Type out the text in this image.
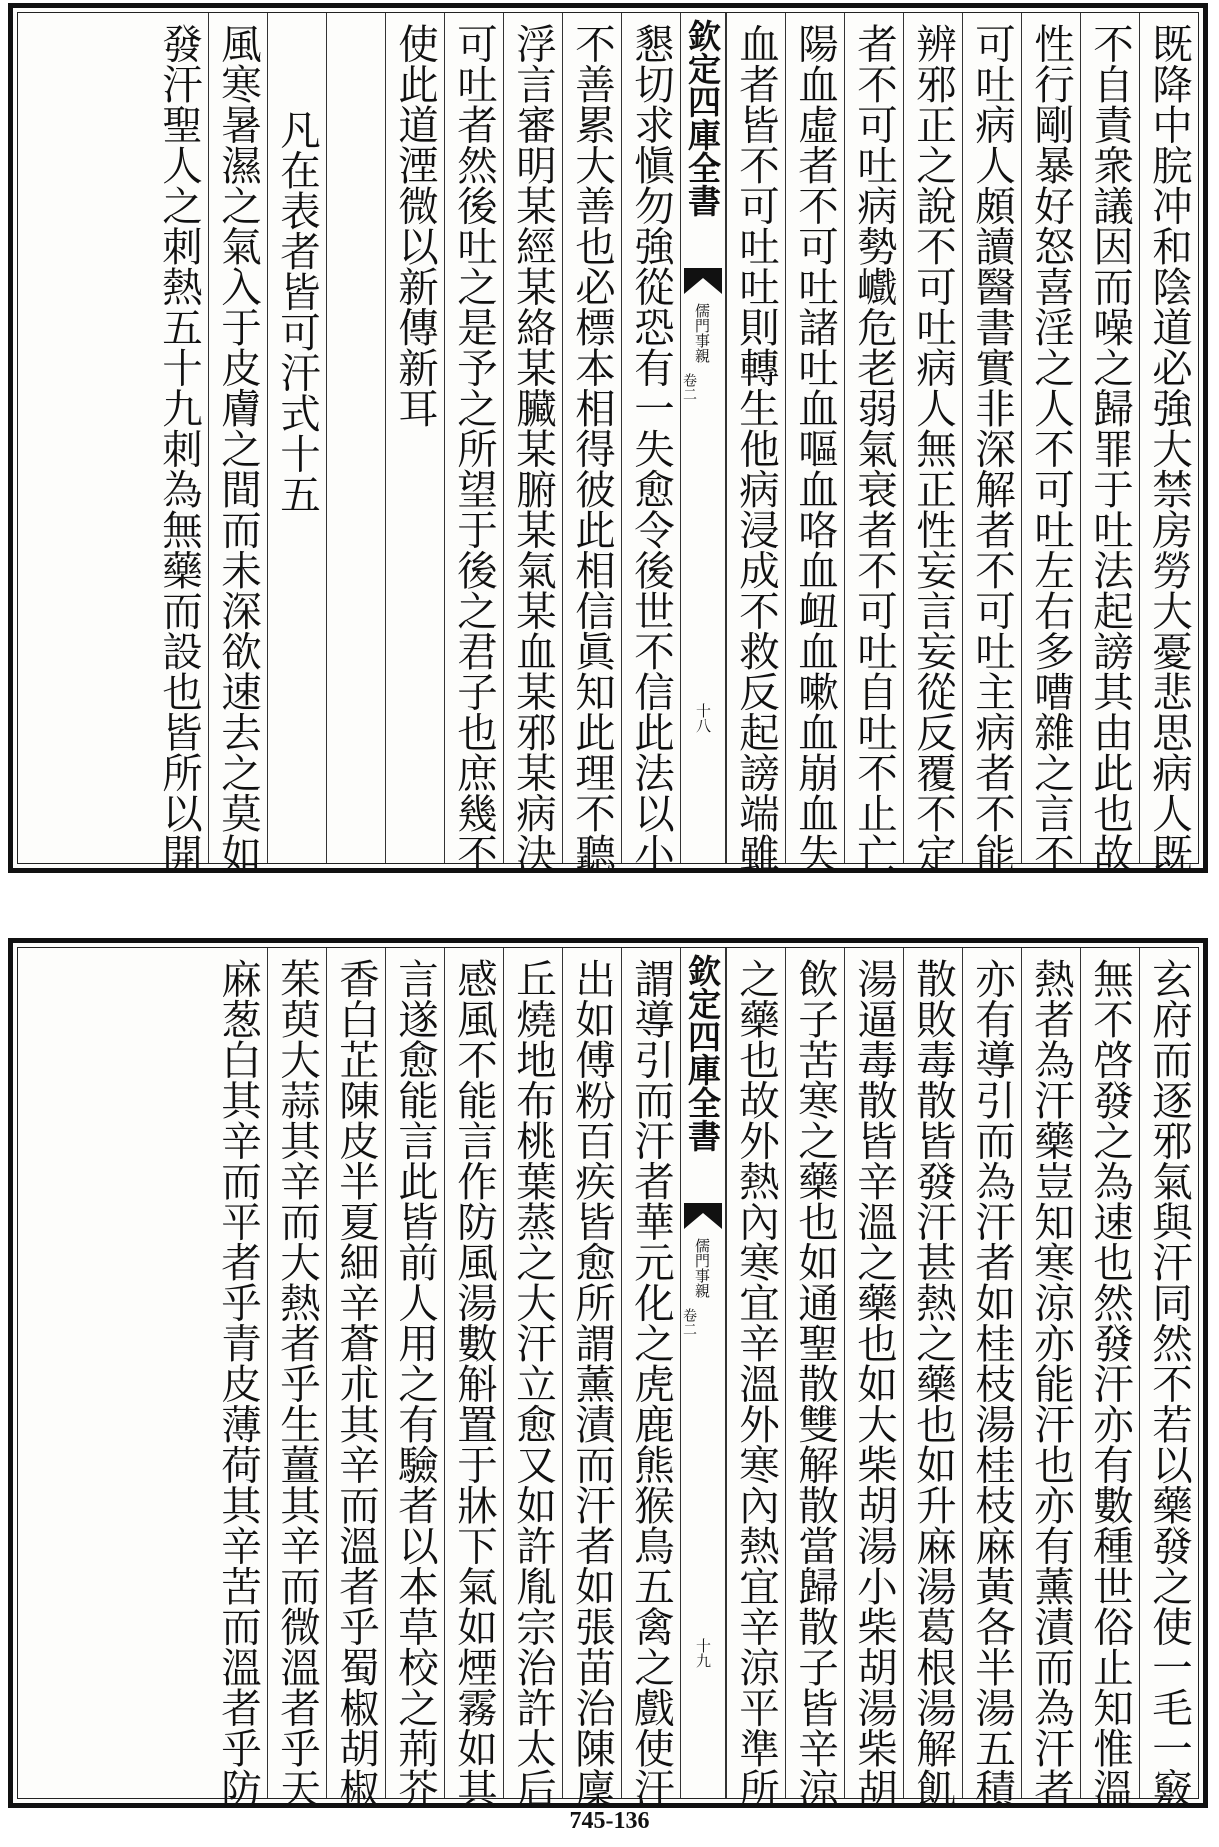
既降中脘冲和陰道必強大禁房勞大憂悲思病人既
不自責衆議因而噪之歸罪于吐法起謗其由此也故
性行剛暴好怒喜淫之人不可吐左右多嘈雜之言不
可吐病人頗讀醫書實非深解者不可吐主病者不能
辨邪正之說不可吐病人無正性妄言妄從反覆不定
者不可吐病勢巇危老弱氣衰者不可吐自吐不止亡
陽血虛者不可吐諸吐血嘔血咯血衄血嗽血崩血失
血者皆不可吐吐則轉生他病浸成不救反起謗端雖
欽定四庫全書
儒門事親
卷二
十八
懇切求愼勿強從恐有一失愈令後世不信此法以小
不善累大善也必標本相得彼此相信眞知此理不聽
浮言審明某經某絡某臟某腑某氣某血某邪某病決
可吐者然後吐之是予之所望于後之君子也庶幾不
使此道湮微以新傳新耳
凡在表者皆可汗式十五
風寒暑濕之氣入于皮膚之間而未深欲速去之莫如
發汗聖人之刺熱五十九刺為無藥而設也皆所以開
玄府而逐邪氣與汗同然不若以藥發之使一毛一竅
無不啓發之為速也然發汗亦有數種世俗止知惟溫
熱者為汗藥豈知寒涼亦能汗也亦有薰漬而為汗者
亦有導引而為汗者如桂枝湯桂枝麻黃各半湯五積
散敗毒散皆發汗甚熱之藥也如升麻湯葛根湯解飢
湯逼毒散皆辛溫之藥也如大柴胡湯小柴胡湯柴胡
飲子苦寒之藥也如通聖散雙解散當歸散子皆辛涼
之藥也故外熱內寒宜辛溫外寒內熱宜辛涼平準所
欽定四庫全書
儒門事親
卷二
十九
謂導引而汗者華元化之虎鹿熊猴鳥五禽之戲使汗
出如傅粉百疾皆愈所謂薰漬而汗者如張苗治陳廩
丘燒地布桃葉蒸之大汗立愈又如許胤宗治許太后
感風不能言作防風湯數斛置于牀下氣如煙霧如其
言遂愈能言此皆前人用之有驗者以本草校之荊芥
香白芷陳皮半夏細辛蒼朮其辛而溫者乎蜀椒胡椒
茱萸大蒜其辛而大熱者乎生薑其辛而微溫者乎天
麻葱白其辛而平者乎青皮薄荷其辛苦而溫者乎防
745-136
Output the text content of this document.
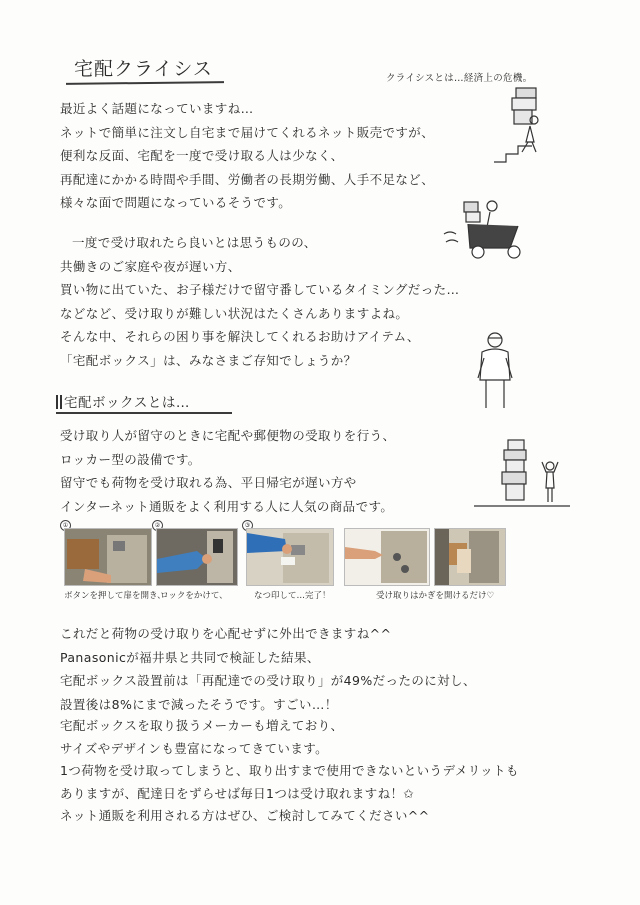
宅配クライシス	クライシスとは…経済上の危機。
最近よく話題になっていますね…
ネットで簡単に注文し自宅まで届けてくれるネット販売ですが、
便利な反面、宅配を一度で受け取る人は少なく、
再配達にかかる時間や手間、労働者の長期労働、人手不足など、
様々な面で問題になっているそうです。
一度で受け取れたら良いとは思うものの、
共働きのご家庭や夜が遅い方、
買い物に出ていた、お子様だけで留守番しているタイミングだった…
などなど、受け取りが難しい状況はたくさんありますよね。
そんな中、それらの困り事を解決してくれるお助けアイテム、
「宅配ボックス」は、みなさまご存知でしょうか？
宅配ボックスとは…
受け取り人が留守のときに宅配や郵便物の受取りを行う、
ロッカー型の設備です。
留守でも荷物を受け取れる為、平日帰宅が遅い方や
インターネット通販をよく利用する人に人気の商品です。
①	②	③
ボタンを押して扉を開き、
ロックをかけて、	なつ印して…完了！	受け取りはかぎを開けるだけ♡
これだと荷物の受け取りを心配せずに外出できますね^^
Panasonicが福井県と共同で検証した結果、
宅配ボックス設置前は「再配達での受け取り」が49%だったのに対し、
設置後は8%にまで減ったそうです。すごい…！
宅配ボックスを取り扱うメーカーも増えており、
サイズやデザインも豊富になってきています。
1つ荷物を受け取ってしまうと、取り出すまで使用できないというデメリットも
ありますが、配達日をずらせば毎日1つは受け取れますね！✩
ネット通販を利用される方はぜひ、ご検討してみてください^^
──────
** WHAT IS EXPECTED **
Take every line from the records above that has the word "this" and copy it.

** RESULT OF THE EXERCISE **
Type out the text in this image.
Output the text content of this document.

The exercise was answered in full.